Request ▸
Among the entries, which lines carry the string "image"? Copy each of them.

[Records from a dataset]
>>>>
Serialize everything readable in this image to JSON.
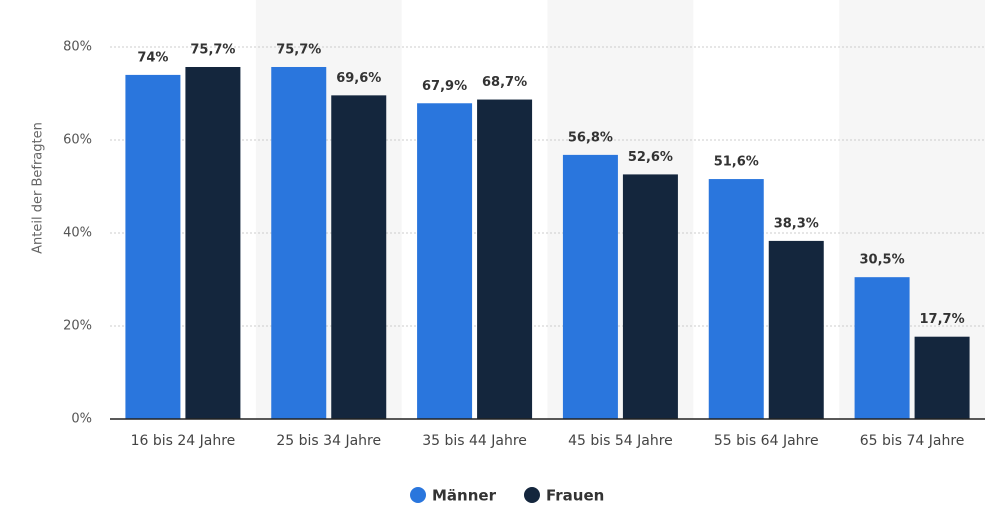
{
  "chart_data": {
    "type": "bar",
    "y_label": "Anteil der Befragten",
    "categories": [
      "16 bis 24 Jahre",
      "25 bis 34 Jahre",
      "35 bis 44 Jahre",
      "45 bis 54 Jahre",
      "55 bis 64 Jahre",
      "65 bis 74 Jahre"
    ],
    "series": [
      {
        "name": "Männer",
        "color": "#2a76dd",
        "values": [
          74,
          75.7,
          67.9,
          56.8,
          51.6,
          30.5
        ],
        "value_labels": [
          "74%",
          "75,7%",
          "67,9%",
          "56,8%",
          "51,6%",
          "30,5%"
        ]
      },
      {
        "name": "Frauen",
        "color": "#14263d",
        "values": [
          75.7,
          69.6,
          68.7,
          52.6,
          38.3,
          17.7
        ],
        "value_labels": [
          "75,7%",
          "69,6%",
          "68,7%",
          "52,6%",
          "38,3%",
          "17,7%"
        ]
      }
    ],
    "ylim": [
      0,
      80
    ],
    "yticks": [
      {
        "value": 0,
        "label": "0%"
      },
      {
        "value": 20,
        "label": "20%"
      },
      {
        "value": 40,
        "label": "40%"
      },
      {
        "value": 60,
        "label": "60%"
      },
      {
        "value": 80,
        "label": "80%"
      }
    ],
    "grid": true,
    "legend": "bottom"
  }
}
<<<<
>>>>
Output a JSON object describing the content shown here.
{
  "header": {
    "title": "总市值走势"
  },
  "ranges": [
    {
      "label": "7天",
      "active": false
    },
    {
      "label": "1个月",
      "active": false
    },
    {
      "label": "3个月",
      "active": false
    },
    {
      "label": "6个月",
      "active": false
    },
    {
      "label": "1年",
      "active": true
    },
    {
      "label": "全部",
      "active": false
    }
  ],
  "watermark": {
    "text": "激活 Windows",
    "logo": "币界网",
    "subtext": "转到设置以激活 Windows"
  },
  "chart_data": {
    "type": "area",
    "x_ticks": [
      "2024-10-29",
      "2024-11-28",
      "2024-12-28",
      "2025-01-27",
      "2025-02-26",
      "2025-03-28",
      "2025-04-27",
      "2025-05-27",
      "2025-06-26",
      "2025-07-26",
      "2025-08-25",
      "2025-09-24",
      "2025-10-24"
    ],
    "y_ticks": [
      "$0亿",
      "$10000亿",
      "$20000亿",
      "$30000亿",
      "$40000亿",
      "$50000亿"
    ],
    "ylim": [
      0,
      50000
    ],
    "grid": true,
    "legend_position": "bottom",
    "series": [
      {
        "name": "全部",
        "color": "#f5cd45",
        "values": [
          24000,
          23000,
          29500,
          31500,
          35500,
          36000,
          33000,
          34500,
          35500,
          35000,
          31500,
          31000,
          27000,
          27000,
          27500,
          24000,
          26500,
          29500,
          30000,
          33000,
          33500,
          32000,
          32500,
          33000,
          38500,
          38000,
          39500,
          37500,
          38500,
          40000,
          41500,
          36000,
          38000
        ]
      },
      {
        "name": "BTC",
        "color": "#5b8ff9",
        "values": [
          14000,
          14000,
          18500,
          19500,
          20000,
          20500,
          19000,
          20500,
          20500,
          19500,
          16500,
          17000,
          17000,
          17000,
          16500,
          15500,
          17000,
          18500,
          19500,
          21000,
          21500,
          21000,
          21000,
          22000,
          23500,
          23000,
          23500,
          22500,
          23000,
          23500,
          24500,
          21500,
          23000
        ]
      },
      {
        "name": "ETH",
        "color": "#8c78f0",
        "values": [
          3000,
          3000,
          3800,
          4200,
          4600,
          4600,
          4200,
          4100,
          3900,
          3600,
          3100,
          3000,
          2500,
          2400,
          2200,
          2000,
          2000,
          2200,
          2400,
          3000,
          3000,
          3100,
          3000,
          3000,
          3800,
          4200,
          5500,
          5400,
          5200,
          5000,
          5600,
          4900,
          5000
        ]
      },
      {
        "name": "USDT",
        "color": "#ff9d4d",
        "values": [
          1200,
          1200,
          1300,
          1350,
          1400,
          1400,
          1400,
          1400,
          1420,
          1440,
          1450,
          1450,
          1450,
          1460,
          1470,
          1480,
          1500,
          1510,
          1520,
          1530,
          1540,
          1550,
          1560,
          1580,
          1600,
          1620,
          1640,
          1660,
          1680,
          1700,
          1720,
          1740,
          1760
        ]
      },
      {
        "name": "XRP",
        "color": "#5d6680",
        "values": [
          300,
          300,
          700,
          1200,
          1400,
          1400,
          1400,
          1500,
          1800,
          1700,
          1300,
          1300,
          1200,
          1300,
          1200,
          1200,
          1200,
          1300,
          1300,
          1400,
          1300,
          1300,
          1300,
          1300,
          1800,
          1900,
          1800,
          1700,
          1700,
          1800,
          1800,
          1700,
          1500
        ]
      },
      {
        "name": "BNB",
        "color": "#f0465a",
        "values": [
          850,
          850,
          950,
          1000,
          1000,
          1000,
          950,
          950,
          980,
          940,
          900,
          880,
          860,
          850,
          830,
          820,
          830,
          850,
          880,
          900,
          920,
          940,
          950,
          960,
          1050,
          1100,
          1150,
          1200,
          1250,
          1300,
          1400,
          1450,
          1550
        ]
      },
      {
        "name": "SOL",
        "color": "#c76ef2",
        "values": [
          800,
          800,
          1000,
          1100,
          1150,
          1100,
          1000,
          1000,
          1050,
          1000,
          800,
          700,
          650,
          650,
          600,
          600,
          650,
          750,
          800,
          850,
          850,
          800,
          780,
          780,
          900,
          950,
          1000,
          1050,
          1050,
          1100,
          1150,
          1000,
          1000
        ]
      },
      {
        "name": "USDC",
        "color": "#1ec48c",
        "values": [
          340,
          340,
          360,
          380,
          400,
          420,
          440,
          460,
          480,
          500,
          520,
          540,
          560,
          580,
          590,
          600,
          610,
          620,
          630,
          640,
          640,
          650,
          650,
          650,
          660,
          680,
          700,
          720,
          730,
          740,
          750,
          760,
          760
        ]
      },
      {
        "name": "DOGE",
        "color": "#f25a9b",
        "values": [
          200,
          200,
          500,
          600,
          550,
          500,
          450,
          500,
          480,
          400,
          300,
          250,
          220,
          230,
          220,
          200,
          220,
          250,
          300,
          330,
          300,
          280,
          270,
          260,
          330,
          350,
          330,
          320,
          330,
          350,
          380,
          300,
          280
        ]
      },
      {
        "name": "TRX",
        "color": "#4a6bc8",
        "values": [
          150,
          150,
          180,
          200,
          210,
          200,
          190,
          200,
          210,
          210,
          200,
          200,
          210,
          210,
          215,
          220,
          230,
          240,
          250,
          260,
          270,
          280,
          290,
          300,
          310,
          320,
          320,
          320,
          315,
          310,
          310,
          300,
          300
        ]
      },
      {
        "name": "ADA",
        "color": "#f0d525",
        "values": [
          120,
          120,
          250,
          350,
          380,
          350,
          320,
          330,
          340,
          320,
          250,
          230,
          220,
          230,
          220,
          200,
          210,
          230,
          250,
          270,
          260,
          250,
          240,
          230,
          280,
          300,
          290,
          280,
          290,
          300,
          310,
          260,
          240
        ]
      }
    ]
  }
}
<<<<
>>>>
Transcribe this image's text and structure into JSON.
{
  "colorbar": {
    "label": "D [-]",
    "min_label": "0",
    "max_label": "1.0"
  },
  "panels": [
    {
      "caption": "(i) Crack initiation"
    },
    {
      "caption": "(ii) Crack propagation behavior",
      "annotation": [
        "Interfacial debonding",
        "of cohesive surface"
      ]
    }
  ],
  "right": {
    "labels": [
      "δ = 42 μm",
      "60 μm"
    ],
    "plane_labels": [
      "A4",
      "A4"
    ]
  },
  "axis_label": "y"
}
<<<<
Problem solution ▸
Serialize everything readable in this image to JSON.
Transcribe this image's text and structure into JSON.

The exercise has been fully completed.